→ **PROVIDED ENTRIES**:
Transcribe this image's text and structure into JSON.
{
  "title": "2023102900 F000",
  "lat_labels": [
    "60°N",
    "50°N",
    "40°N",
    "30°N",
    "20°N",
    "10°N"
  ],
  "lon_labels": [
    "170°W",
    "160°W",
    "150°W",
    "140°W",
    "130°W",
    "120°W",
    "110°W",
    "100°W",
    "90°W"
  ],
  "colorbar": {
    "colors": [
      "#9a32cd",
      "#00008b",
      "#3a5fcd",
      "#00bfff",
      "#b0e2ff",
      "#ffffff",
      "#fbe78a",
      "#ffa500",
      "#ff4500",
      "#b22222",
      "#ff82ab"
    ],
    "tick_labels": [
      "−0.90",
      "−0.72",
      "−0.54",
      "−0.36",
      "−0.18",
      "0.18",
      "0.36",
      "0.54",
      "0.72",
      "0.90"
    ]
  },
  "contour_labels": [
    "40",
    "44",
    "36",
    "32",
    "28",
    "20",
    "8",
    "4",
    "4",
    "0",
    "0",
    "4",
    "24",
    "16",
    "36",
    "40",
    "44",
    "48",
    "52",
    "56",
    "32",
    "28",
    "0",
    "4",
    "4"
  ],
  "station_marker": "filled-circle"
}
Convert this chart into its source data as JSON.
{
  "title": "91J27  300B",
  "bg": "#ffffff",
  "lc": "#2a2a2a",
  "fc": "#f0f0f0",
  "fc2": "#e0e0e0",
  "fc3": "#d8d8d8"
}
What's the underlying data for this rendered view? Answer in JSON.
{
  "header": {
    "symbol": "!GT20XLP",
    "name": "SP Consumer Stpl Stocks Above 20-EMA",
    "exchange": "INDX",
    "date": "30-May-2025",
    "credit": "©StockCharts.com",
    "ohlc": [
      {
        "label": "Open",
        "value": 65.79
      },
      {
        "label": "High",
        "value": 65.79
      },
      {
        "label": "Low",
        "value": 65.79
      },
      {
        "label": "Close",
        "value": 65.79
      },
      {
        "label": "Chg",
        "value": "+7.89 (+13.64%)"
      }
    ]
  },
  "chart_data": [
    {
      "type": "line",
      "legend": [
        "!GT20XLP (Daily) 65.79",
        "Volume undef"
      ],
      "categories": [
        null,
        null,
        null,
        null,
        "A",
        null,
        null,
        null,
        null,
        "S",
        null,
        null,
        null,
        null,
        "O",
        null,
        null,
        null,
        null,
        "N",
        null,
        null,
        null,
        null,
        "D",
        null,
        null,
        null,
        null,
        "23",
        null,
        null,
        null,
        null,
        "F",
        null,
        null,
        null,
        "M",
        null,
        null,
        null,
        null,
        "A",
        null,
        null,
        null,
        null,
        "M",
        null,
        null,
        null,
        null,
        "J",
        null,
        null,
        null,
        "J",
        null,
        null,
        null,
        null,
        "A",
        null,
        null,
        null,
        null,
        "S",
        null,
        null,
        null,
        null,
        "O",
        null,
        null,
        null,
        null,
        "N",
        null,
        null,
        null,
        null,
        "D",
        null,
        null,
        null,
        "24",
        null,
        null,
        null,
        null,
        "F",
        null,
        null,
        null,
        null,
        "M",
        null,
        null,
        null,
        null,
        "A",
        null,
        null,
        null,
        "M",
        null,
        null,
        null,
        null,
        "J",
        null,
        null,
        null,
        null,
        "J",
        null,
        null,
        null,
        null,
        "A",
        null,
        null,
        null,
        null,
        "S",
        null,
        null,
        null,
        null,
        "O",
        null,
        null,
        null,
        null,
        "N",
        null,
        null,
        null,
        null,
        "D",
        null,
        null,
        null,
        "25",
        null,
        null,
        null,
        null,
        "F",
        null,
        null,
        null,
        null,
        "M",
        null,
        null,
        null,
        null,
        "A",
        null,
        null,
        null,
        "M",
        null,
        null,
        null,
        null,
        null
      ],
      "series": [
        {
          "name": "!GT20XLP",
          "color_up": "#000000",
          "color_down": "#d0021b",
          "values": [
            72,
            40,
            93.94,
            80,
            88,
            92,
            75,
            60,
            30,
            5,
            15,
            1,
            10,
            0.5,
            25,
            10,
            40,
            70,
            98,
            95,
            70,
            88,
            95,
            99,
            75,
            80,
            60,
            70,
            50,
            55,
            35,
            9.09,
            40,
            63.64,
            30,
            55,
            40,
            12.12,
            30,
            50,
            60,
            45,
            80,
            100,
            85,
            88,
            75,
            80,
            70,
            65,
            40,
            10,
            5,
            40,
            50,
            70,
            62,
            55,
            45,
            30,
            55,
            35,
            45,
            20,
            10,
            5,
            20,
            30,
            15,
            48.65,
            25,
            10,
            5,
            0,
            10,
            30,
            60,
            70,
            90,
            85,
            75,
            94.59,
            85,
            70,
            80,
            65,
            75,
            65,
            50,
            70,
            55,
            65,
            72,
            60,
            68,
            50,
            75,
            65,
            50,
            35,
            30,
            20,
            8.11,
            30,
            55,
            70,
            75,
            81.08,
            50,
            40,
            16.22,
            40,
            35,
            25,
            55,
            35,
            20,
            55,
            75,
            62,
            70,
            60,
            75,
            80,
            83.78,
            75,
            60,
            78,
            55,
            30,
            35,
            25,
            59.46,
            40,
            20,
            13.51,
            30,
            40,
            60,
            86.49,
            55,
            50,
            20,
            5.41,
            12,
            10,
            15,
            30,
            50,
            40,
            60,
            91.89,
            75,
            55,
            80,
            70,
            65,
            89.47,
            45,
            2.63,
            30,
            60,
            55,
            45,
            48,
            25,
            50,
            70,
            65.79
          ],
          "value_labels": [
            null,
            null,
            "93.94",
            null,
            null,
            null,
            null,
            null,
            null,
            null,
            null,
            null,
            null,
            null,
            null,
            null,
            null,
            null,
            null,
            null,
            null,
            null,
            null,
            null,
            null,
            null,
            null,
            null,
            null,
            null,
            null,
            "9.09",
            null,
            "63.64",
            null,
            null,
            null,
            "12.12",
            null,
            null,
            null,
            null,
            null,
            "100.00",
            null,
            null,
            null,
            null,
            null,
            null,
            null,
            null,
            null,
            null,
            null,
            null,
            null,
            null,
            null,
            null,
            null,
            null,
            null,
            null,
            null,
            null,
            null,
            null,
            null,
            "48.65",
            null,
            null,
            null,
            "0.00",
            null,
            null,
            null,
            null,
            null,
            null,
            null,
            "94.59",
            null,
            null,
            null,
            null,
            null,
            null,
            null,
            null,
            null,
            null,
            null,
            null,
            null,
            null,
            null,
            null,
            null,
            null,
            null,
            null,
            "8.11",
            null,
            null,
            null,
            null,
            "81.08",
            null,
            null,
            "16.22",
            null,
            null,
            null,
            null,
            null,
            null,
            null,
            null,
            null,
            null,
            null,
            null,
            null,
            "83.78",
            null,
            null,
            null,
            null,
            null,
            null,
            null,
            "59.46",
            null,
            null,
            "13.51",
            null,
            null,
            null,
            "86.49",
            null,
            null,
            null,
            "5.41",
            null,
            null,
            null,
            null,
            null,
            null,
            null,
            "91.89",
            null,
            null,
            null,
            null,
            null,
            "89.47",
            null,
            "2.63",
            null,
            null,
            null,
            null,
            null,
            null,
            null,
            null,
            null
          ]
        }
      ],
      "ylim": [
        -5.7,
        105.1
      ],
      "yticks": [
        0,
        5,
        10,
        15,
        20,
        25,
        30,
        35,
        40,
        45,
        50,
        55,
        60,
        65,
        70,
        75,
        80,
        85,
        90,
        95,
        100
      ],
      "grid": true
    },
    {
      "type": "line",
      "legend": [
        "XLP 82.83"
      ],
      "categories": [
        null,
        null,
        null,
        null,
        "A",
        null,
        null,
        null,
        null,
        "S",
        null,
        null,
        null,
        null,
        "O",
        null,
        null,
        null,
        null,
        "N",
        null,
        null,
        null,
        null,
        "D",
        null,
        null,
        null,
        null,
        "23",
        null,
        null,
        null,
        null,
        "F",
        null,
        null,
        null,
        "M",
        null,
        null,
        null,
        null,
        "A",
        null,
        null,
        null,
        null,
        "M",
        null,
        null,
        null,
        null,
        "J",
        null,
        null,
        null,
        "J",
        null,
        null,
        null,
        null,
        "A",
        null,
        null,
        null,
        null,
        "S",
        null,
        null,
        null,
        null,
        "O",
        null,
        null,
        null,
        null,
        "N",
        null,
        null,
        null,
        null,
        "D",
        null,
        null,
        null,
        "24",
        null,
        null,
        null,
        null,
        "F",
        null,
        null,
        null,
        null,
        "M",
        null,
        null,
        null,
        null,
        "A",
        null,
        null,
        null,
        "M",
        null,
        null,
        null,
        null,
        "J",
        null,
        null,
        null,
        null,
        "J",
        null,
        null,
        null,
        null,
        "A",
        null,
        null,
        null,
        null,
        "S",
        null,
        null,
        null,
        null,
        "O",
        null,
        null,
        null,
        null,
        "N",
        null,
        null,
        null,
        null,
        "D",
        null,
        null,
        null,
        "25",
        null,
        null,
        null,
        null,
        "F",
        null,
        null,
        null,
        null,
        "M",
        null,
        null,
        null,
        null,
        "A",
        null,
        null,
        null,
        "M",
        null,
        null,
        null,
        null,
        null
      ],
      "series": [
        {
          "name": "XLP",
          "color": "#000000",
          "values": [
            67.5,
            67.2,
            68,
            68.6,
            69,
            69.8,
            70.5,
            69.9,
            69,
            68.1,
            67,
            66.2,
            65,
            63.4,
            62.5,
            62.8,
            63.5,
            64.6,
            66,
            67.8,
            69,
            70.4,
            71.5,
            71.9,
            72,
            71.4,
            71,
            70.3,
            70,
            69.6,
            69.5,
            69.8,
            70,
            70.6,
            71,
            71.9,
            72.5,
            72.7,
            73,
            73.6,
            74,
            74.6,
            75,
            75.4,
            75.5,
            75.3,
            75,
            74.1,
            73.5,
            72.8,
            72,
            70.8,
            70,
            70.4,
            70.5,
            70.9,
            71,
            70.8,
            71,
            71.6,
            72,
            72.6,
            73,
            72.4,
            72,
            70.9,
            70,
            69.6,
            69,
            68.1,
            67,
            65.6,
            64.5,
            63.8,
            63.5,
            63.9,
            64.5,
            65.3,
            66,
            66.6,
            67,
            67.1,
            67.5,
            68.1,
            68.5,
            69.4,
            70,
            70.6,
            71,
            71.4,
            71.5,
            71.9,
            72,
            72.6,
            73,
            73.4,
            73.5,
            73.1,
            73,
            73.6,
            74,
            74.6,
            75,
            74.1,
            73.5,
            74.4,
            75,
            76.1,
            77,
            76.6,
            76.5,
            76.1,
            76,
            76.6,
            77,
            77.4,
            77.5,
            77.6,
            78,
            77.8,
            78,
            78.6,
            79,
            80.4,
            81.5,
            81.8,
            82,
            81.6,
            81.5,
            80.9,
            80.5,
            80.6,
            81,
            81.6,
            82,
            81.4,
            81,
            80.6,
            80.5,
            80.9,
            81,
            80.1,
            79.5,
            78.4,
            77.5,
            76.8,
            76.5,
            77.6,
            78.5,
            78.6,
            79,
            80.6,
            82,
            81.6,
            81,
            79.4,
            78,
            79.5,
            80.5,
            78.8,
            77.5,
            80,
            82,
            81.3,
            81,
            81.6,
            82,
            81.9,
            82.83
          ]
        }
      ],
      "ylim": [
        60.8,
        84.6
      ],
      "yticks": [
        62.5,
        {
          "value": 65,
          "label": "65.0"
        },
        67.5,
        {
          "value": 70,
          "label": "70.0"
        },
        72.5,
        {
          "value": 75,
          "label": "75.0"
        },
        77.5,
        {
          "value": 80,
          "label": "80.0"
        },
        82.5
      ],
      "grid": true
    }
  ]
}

→ **INSTRUCTIONS TO FOLLOW**: Track down every line holding the string "this" and copy it.

→ **PROBLEM SOLUTION**:
Transcribe this image's text and structure into JSON.
Convert this chart into its source data as JSON.
What's the underlying data for this rendered view? Answer in JSON.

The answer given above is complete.